▸ To do:
Copy out all of the material, matching it word for word.

▸ Entries:
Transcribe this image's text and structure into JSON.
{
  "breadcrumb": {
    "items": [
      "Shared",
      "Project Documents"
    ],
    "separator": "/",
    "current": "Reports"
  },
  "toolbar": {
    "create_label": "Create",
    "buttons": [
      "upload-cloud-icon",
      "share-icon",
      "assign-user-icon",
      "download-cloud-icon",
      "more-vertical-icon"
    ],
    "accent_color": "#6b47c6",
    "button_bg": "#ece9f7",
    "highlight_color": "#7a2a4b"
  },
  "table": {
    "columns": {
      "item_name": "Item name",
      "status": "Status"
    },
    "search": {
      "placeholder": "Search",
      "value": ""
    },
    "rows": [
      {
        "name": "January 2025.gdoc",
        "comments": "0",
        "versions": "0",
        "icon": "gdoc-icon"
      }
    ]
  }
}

▸ Solution to this exercise:
Transcribe this image's text and structure into JSON.
{
  "breadcrumb": {
    "items": [
      "Shared",
      "Project Documents"
    ],
    "separator": "/",
    "current": "Reports"
  },
  "toolbar": {
    "create_label": "Create",
    "buttons": [
      "upload-cloud-icon",
      "share-icon",
      "assign-user-icon",
      "download-cloud-icon",
      "more-vertical-icon"
    ],
    "accent_color": "#6b47c6",
    "button_bg": "#ece9f7",
    "highlight_color": "#7a2a4b"
  },
  "table": {
    "columns": {
      "item_name": "Item name",
      "status": "Status"
    },
    "search": {
      "placeholder": "Search",
      "value": ""
    },
    "rows": [
      {
        "name": "January 2025.gdoc",
        "comments": "0",
        "versions": "0",
        "icon": "gdoc-icon"
      }
    ]
  }
}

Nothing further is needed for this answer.